Document section>
BEGIN

There are a number of weaknesses inherent in our methodological approach that future research could address. Firstly, the magnitude of the projected damages crucially depends on the damage function estimate for extreme rainfall. While the coefficient of interest in Table 4 does not change statistically significant across specifications (3)–(5),Footnote 22 there are still a number of caveats to be made in this approach. First, both the dependent variable (reported damages) and the independent variables are subject to measurement error.Footnote 23 Measurement error in the dependent variable is less problematic (if it is not systematic) since it “only” increases the unexplainable part of the regression and will simply result in less precise estimates. Measurement error in the extreme rainfall, our independent variable of interest, is more of a concern since a sufficient amount of such will induce attenuation bias of the estimates towards zero (Frost and Thompson 2000). A second caveat is the focus on statistical modelling and the omission of a hydrological perspective. Extreme rainfall during TCs is itself not a hazard but the cause for hazards such as floods and landslides (Yumul et al. 2012; Nolasco-Javier et al. 2015; Nolasco-Javier and Kumar 2018). Hydrological models would be able to decipher this relationship more precisely. The challenge of employing a hydrological model instead of a statistical approach is, however, in terms of feasibility and generalizability. Complete multi-hazard large-scale hydrological models are still an active research area (Lung et al. 2013; Koks et al. 2019). With the additional complexity of a model that makes use of the extent of river catchments, local soil type and hill slopes, any result from the analysis could only be in terms of these specific conditions. The precision gained by a realistic model is thus paid with a narrower transferability of the results. The last restriction concerns the valuation of non-monetary damages. More specifically, the monetary damages figures used here do not account for other non-monetized impacts like the erosion and deterioration of soil which can be linked to extreme rainfall events (Rawlins et al. 1998), as well as psychological and mental health impacts to the exposed population (Lindell and Prater 2003; Bourque et al. 2006).

END

Data for analysis>
BEGIN

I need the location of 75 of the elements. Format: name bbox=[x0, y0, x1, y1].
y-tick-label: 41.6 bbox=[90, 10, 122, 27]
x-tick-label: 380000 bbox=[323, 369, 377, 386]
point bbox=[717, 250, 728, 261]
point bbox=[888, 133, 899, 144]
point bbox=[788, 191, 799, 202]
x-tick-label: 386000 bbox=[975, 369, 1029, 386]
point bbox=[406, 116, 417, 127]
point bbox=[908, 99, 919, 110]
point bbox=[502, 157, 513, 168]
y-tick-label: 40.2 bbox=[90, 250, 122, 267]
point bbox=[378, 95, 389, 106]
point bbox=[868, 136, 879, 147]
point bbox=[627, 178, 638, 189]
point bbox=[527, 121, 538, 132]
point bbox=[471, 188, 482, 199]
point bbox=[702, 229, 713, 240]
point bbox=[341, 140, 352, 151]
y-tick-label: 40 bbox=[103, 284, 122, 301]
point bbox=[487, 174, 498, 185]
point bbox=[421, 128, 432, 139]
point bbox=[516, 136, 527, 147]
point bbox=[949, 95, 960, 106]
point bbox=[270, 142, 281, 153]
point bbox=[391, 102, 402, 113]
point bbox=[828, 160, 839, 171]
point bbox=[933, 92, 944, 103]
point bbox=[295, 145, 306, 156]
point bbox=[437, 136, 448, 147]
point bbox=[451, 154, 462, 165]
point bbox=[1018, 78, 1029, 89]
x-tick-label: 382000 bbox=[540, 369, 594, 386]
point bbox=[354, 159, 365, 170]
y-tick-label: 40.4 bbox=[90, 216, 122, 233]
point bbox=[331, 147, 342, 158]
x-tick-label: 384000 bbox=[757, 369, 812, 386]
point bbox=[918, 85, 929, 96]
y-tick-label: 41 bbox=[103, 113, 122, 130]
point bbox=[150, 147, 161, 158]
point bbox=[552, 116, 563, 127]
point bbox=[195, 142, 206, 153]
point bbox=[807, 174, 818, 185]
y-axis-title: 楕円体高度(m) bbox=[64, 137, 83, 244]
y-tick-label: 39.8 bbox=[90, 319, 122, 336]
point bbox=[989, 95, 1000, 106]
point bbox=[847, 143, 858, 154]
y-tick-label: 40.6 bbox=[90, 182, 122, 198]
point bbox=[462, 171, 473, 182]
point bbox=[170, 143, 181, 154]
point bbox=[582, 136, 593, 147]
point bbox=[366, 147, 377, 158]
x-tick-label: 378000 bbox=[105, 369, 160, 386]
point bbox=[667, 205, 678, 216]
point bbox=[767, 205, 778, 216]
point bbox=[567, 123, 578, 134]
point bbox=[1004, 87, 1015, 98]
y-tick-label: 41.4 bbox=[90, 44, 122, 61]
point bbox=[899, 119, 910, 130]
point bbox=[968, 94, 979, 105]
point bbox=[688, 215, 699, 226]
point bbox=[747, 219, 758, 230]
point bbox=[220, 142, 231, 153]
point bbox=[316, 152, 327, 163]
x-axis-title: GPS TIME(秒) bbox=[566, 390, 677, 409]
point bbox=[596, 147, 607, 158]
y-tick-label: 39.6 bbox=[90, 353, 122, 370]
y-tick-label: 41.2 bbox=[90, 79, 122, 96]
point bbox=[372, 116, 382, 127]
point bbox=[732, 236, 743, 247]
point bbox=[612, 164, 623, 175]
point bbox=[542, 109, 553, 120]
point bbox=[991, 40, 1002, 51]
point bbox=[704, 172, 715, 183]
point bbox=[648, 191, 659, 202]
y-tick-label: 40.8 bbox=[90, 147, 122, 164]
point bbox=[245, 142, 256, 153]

END

The task> In the text on methodological weaknesses, what does a sufficient amount of measurement error in the extreme rainfall variable induce?

Result of this task> It induces attenuation bias of the estimates toward zero.